> [TASK MATERIAL]:
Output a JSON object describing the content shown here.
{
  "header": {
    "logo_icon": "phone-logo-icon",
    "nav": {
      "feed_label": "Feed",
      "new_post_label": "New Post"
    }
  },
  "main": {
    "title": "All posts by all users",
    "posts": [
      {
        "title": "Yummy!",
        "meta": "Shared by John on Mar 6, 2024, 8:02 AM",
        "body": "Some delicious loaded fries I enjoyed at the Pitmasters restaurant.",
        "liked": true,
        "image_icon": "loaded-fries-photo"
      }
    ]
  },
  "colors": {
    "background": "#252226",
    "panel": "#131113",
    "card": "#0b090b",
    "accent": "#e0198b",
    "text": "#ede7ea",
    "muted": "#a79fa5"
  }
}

> [TASK DETAILS]:
Output all records verbatim.

> [RESPONSE BELOW]:
Output a JSON object describing the content shown here.
{
  "header": {
    "logo_icon": "phone-logo-icon",
    "nav": {
      "feed_label": "Feed",
      "new_post_label": "New Post"
    }
  },
  "main": {
    "title": "All posts by all users",
    "posts": [
      {
        "title": "Yummy!",
        "meta": "Shared by John on Mar 6, 2024, 8:02 AM",
        "body": "Some delicious loaded fries I enjoyed at the Pitmasters restaurant.",
        "liked": true,
        "image_icon": "loaded-fries-photo"
      }
    ]
  },
  "colors": {
    "background": "#252226",
    "panel": "#131113",
    "card": "#0b090b",
    "accent": "#e0198b",
    "text": "#ede7ea",
    "muted": "#a79fa5"
  }
}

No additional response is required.